Task instructions: From the listing below, pull out every line where the string "tuzilmasini" appears.

Given entries:
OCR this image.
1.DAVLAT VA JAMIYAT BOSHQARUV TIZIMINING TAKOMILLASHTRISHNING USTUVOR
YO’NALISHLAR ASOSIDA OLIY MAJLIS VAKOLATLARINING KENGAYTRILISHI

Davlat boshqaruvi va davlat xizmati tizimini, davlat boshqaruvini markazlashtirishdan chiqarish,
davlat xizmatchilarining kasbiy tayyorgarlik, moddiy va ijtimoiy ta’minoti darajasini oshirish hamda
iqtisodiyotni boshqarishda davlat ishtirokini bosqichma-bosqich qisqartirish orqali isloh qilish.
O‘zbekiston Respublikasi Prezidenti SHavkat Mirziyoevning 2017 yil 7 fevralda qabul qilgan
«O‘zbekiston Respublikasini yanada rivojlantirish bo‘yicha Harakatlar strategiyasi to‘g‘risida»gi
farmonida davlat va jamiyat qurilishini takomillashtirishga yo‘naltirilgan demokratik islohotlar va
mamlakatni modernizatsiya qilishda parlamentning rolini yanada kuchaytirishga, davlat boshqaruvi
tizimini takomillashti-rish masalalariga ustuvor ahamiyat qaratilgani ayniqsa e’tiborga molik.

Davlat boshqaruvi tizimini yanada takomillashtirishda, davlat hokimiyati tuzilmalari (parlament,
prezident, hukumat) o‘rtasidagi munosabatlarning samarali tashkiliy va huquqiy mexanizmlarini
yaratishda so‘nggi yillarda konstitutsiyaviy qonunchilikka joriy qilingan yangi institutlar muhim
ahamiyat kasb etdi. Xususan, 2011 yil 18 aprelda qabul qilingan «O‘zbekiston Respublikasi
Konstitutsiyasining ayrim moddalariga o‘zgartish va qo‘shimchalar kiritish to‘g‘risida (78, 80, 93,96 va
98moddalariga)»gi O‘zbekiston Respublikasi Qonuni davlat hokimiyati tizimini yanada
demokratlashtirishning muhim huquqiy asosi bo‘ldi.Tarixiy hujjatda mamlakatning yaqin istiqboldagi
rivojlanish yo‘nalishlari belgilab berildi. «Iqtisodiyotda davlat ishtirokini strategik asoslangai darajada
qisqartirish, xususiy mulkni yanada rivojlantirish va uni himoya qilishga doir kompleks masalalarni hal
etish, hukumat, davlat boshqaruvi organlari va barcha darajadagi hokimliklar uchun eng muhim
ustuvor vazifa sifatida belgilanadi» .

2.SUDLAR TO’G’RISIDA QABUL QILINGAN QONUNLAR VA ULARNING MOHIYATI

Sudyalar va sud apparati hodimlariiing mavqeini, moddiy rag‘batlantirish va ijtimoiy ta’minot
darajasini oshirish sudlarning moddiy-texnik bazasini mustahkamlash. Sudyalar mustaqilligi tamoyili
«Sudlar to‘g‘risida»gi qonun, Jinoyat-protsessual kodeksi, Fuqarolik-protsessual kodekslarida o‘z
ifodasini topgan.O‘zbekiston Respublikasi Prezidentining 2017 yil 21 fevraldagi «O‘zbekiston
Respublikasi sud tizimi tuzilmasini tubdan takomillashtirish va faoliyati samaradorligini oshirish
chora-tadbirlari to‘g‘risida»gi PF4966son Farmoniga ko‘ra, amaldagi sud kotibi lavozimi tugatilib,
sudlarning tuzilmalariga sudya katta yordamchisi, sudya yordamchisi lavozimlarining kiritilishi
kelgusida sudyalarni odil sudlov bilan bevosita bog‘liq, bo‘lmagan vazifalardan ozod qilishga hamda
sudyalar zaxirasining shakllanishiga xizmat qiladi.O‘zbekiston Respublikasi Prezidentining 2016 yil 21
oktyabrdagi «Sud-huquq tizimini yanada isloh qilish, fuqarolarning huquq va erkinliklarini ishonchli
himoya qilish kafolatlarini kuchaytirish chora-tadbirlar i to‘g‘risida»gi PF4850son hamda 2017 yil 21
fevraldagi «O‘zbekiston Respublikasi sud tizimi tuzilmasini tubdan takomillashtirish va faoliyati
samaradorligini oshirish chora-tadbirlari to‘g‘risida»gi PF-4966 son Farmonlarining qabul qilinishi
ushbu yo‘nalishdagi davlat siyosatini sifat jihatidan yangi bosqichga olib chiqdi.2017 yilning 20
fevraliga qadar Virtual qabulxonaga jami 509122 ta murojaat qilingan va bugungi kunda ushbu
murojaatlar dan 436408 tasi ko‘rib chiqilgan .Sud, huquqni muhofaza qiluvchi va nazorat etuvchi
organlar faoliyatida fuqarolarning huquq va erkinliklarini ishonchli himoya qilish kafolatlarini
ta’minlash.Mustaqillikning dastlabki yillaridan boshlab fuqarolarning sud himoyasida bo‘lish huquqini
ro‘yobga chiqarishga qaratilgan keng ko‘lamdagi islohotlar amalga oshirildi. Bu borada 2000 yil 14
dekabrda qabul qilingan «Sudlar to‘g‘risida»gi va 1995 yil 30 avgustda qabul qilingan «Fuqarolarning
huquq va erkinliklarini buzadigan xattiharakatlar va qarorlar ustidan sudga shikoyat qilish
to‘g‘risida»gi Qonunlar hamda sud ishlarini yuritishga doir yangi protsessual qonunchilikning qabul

Solution for this exercise:
Respublikasi sud tizimi tuzilmasini tubdan takomillashtirish va faoliyati samaradorligini oshirish
fevraldagi «O‘zbekiston Respublikasi sud tizimi tuzilmasini tubdan takomillashtirish va faoliyati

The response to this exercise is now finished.